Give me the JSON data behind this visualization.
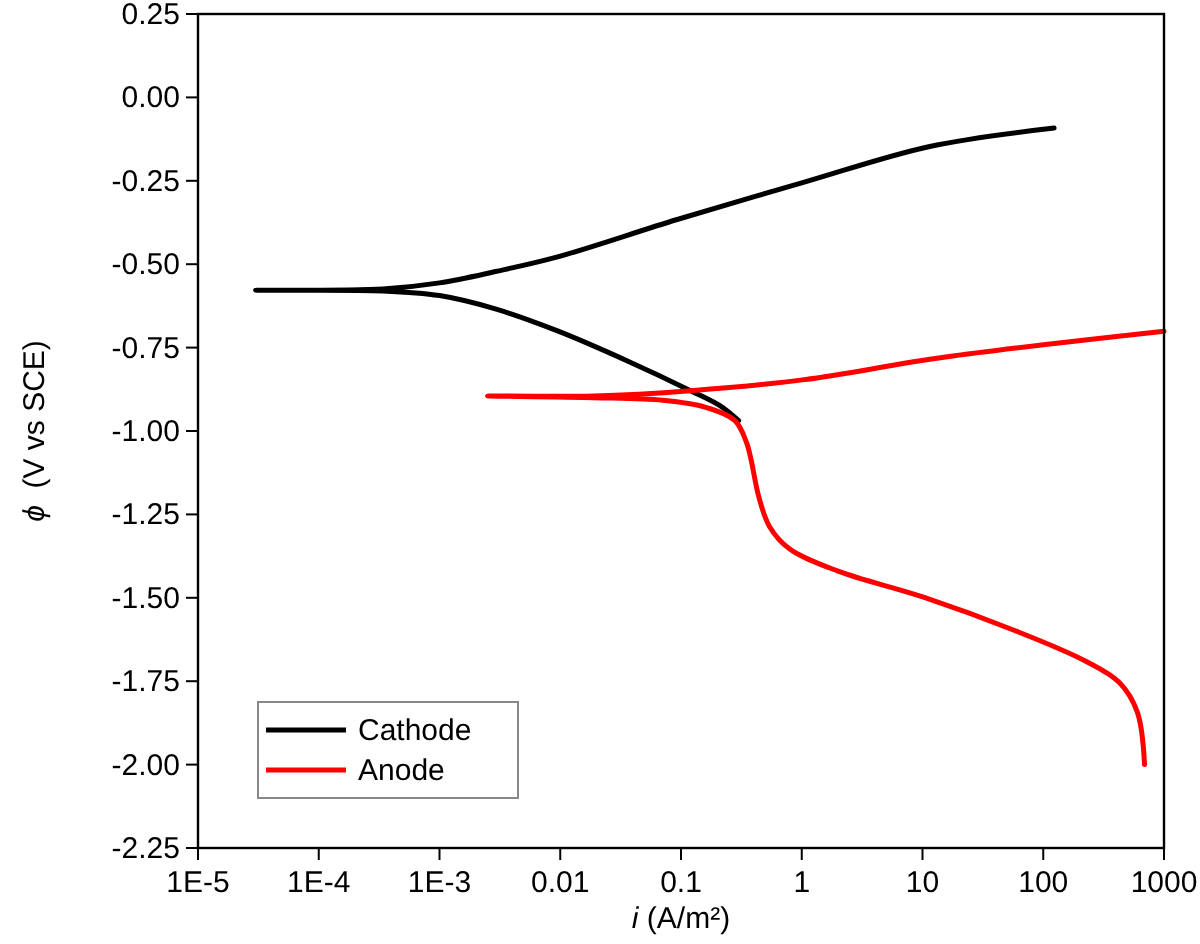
{
  "chart_data": {
    "type": "line",
    "xlabel": "i (A/m²)",
    "ylabel": "ϕ  (V vs SCE)",
    "log": "x",
    "xlim": [
      1e-05,
      1000
    ],
    "ylim": [
      -2.25,
      0.25
    ],
    "xticks": [
      {
        "value": 1e-05,
        "label": "1E-5"
      },
      {
        "value": 0.0001,
        "label": "1E-4"
      },
      {
        "value": 0.001,
        "label": "1E-3"
      },
      0.01,
      0.1,
      1,
      10,
      100,
      1000
    ],
    "yticks": [
      {
        "value": 0.25,
        "label": "0.25"
      },
      {
        "value": 0,
        "label": "0.00"
      },
      {
        "value": -0.25,
        "label": "-0.25"
      },
      {
        "value": -0.5,
        "label": "-0.50"
      },
      {
        "value": -0.75,
        "label": "-0.75"
      },
      {
        "value": -1,
        "label": "-1.00"
      },
      {
        "value": -1.25,
        "label": "-1.25"
      },
      {
        "value": -1.5,
        "label": "-1.50"
      },
      {
        "value": -1.75,
        "label": "-1.75"
      },
      {
        "value": -2,
        "label": "-2.00"
      },
      {
        "value": -2.25,
        "label": "-2.25"
      }
    ],
    "grid": false,
    "legend": "bottom left",
    "line_style": "solid",
    "series": [
      {
        "name": "Cathode",
        "color": "#000000",
        "x": [
          123,
          11.5,
          1.05,
          0.093,
          0.0095,
          0.0029,
          0.001,
          0.00034,
          3e-05,
          0.00034,
          0.001,
          0.0029,
          0.0095,
          0.036,
          0.12,
          0.21,
          0.3
        ],
        "values": [
          -0.092,
          -0.147,
          -0.254,
          -0.366,
          -0.478,
          -0.522,
          -0.556,
          -0.574,
          -0.578,
          -0.58,
          -0.594,
          -0.634,
          -0.7,
          -0.79,
          -0.879,
          -0.924,
          -0.969
        ]
      },
      {
        "name": "Anode",
        "color": "#ff0000",
        "x": [
          1000,
          15,
          1.05,
          0.12,
          0.019,
          0.0025,
          0.019,
          0.071,
          0.16,
          0.28,
          0.35,
          0.38,
          0.44,
          0.54,
          0.79,
          2,
          10.2,
          58,
          219,
          427,
          603,
          690
        ],
        "values": [
          -0.701,
          -0.779,
          -0.846,
          -0.879,
          -0.895,
          -0.895,
          -0.9,
          -0.908,
          -0.929,
          -0.969,
          -1.036,
          -1.085,
          -1.196,
          -1.286,
          -1.353,
          -1.42,
          -1.498,
          -1.598,
          -1.688,
          -1.754,
          -1.844,
          -2
        ]
      }
    ]
  }
}
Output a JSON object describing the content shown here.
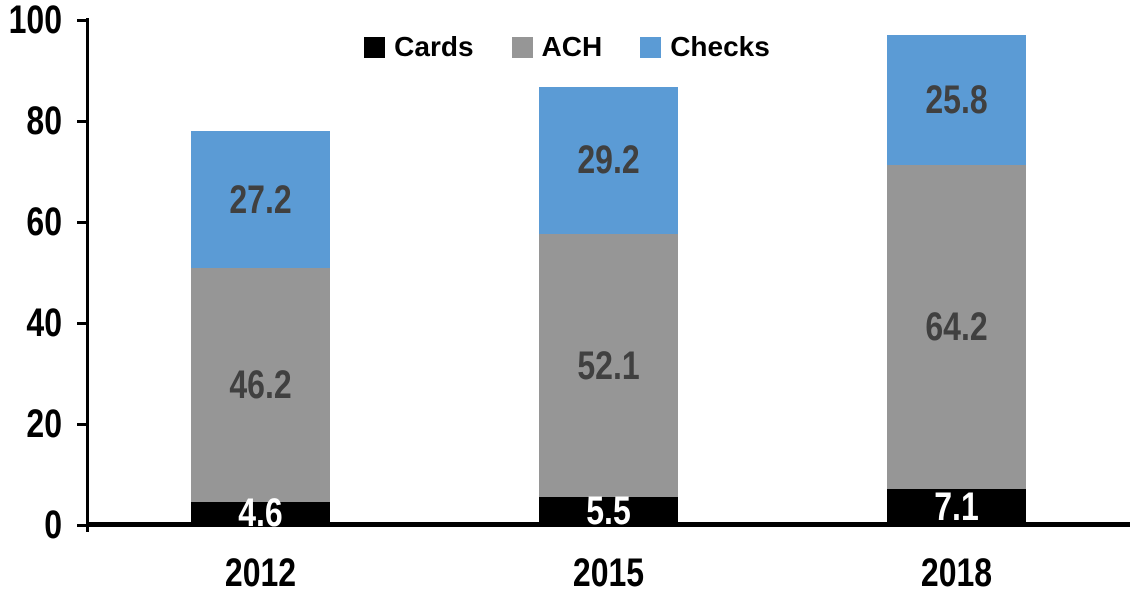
{
  "chart_data": {
    "type": "bar",
    "stacked": true,
    "title": "",
    "xlabel": "",
    "ylabel": "",
    "categories": [
      "2012",
      "2015",
      "2018"
    ],
    "series": [
      {
        "name": "Cards",
        "values": [
          4.6,
          5.5,
          7.1
        ],
        "color": "#000000",
        "label_color": "#FFFFFF"
      },
      {
        "name": "ACH",
        "values": [
          46.2,
          52.1,
          64.2
        ],
        "color": "#969696",
        "label_color": "#404040"
      },
      {
        "name": "Checks",
        "values": [
          27.2,
          29.2,
          25.8
        ],
        "color": "#5B9BD5",
        "label_color": "#404040"
      }
    ],
    "ylim": [
      0,
      100
    ],
    "yticks": [
      0,
      20,
      40,
      60,
      80,
      100
    ],
    "grid": false,
    "data_labels": true,
    "legend_position": "top-center",
    "axis_color": "#000000"
  }
}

> _Challenge_:
Omit every picture, then repeat the remaining data exactly as it appears above.

> _Written response_:
Give me the JSON data behind this visualization.
{
  "chart_data": {
    "type": "line",
    "xlabel": "i (A/m²)",
    "ylabel": "ϕ  (V vs SCE)",
    "log": "x",
    "xlim": [
      1e-05,
      1000
    ],
    "ylim": [
      -2.25,
      0.25
    ],
    "xticks": [
      {
        "value": 1e-05,
        "label": "1E-5"
      },
      {
        "value": 0.0001,
        "label": "1E-4"
      },
      {
        "value": 0.001,
        "label": "1E-3"
      },
      0.01,
      0.1,
      1,
      10,
      100,
      1000
    ],
    "yticks": [
      {
        "value": 0.25,
        "label": "0.25"
      },
      {
        "value": 0,
        "label": "0.00"
      },
      {
        "value": -0.25,
        "label": "-0.25"
      },
      {
        "value": -0.5,
        "label": "-0.50"
      },
      {
        "value": -0.75,
        "label": "-0.75"
      },
      {
        "value": -1,
        "label": "-1.00"
      },
      {
        "value": -1.25,
        "label": "-1.25"
      },
      {
        "value": -1.5,
        "label": "-1.50"
      },
      {
        "value": -1.75,
        "label": "-1.75"
      },
      {
        "value": -2,
        "label": "-2.00"
      },
      {
        "value": -2.25,
        "label": "-2.25"
      }
    ],
    "grid": false,
    "legend": "bottom left",
    "line_style": "solid",
    "series": [
      {
        "name": "Cathode",
        "color": "#000000",
        "x": [
          123,
          11.5,
          1.05,
          0.093,
          0.0095,
          0.0029,
          0.001,
          0.00034,
          3e-05,
          0.00034,
          0.001,
          0.0029,
          0.0095,
          0.036,
          0.12,
          0.21,
          0.3
        ],
        "values": [
          -0.092,
          -0.147,
          -0.254,
          -0.366,
          -0.478,
          -0.522,
          -0.556,
          -0.574,
          -0.578,
          -0.58,
          -0.594,
          -0.634,
          -0.7,
          -0.79,
          -0.879,
          -0.924,
          -0.969
        ]
      },
      {
        "name": "Anode",
        "color": "#ff0000",
        "x": [
          1000,
          15,
          1.05,
          0.12,
          0.019,
          0.0025,
          0.019,
          0.071,
          0.16,
          0.28,
          0.35,
          0.38,
          0.44,
          0.54,
          0.79,
          2,
          10.2,
          58,
          219,
          427,
          603,
          690
        ],
        "values": [
          -0.701,
          -0.779,
          -0.846,
          -0.879,
          -0.895,
          -0.895,
          -0.9,
          -0.908,
          -0.929,
          -0.969,
          -1.036,
          -1.085,
          -1.196,
          -1.286,
          -1.353,
          -1.42,
          -1.498,
          -1.598,
          -1.688,
          -1.754,
          -1.844,
          -2
        ]
      }
    ]
  }
}
Output a JSON object describing the content shown here.
{
  "chart_data": {
    "type": "bar",
    "stacked": true,
    "title": "",
    "xlabel": "",
    "ylabel": "",
    "categories": [
      "2012",
      "2015",
      "2018"
    ],
    "series": [
      {
        "name": "Cards",
        "values": [
          4.6,
          5.5,
          7.1
        ],
        "color": "#000000",
        "label_color": "#FFFFFF"
      },
      {
        "name": "ACH",
        "values": [
          46.2,
          52.1,
          64.2
        ],
        "color": "#969696",
        "label_color": "#404040"
      },
      {
        "name": "Checks",
        "values": [
          27.2,
          29.2,
          25.8
        ],
        "color": "#5B9BD5",
        "label_color": "#404040"
      }
    ],
    "ylim": [
      0,
      100
    ],
    "yticks": [
      0,
      20,
      40,
      60,
      80,
      100
    ],
    "grid": false,
    "data_labels": true,
    "legend_position": "top-center",
    "axis_color": "#000000"
  }
}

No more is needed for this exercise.